It was the autumn of 1398. In his Nanjing palace, Ming dynasty founding emperor Hongwu was about to issue an edict that would forever change the way the Chinese brewed tea. Having grown weary of the laborious manner in which powdered tea (the predecessor of modern-day Japanese matcha) was prepared by the elite in the preceding Song and Yuan dynasties, Emperor Hongwu decreed that all tribute tea would be in the form of loose leaves.
The consumption of loose leaf tea itself was nothing new, but the practice was associated with peasants and the working class. Hongwu might have ascended the dragon throne, but he had grown up as the son of peasants. His decree to establish a new norm represented a watershed moment for the literati, inspiring the creation of new types of teaware. Pots and cups to steep and sip tea replaced tea ewers, bowls and bamboo whisks.
By the early 1500s, tea drinkers were experimenting with teapots made from different materials. Porcelain was the most common, followed by pewter and silver. The clay vessels from Yixing in Jiangsu province, however, were gaining popularity among the connoisseurs.

> _List of tasks_
a) Quote the passage on Ming dynasty tea from "It was the autumn" to "of loose leaves.", inclusive.
b) Write what comes next in the passage on Ming dynasty tea and teaware, starting after its final sentence.
The rows that come after the text play no part here.

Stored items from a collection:
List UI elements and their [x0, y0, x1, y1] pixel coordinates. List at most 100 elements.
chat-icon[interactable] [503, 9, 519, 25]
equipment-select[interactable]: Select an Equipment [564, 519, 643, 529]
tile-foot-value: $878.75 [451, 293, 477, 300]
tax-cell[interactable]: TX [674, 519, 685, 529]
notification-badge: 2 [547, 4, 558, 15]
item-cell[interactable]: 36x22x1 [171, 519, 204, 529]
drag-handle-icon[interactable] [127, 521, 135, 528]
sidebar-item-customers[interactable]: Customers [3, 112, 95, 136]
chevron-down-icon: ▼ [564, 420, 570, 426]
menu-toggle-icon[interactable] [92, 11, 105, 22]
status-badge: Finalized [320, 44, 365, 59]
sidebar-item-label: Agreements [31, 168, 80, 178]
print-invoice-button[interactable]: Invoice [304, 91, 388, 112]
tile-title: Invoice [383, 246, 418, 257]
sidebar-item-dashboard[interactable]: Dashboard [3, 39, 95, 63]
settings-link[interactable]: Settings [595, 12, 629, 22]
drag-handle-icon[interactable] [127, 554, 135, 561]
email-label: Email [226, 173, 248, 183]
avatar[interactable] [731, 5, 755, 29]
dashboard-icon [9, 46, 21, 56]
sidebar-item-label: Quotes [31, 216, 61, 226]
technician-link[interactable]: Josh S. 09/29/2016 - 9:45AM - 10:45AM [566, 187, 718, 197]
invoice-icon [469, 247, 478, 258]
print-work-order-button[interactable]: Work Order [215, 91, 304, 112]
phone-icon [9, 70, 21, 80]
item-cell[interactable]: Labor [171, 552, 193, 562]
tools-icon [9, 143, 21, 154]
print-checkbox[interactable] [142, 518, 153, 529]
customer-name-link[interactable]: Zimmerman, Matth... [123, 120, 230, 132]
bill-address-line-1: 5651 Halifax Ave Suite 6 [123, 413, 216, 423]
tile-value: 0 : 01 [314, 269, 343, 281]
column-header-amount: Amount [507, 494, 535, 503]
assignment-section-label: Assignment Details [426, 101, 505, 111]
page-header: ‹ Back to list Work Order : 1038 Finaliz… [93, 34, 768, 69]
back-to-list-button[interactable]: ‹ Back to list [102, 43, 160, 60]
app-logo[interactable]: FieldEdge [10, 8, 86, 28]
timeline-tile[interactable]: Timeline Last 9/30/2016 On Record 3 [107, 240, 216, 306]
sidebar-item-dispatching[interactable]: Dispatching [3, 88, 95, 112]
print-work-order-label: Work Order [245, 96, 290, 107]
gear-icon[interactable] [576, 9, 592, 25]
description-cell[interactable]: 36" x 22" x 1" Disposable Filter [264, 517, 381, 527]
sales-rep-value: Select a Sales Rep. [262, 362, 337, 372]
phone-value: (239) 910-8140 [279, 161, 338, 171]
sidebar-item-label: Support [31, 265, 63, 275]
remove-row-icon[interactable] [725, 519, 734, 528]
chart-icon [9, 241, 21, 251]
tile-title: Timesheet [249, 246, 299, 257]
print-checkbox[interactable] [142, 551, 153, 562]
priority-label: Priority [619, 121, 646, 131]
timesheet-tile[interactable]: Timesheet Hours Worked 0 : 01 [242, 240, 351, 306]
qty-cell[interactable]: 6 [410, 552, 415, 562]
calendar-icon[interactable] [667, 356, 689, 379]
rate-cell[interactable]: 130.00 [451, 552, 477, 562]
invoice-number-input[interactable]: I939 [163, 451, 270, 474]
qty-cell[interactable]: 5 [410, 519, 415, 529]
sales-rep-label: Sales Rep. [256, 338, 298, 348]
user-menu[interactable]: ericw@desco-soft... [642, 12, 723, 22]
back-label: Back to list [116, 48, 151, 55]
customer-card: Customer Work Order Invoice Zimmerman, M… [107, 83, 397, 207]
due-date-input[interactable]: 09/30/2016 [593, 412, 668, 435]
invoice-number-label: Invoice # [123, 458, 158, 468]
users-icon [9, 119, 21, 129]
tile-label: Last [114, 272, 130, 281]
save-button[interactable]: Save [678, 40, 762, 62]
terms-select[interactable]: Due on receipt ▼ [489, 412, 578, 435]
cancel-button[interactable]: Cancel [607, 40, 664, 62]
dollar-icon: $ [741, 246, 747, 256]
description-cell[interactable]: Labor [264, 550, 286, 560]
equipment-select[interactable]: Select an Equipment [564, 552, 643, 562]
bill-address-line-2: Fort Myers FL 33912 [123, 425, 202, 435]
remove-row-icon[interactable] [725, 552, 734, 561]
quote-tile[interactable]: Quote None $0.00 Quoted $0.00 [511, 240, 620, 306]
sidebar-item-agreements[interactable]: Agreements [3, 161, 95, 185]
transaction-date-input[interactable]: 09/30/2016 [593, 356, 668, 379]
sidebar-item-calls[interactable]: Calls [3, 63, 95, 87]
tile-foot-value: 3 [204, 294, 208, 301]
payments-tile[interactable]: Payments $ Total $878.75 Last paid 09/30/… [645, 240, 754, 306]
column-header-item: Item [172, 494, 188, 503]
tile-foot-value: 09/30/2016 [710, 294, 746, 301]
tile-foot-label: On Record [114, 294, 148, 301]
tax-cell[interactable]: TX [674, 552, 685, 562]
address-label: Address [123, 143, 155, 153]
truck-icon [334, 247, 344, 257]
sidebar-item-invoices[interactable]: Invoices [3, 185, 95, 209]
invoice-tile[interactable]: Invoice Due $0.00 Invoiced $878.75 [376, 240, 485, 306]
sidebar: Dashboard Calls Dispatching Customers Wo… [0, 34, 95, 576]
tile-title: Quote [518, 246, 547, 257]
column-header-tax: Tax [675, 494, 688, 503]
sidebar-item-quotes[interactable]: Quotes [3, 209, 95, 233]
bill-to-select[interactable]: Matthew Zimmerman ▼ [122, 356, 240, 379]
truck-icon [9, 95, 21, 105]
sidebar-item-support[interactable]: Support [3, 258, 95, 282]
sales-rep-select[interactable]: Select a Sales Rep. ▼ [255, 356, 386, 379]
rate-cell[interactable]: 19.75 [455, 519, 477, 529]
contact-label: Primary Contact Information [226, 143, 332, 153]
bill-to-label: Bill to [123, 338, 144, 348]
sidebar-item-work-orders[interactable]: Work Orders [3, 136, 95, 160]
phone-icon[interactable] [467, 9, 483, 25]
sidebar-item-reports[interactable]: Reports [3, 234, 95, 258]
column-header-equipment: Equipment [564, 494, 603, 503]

> _Outputs by task_
a)
It was the autumn of 1398. In his Nanjing palace, Ming dynasty founding emperor Hongwu was about to issue an edict that would forever change the way the Chinese brewed tea. Having grown weary of the laborious manner in which powdered tea (the predecessor of modern-day Japanese matcha) was prepared by the elite in the preceding Song and Yuan dynasties, Emperor Hongwu decreed that all tribute tea would be in the form of loose leaves.

b)
Known simply as Yixing zisha (literally, “purple clay”) teapots, they were moulded from clay found only in Yixing. Examples include duanni, zini and hongni. Typically left unglazed, the clay’s mineral constituents coupled with its unique porosity and heat retention properties meant that such teapots lent themselves extraordinarily well to brewing tea. In An Account of Yangxian Teapots, the first known monograph on teapots from Yixing – known as Yangxian before it was renamed – that dates back to approximately 1640, Ming dynasty poet-author Zhou Gao Qi wrote: “Teapots made from such clay are able to enhance the colour, fragrance and flavour of tea. Those made by renowned craftsmen weigh very little but cost 10 to 20 pieces of gold. As a result, the price of gold now is rivalled by the price of such clay.” Indeed, in the 21st century, such teapots – and especially those made by famous potters and ceramic artists such as Shi Dabin, Chen Mingyuan, Shao Daheng and Gu Jingzhou – are still much sought after for their peerless tea-brewing properties.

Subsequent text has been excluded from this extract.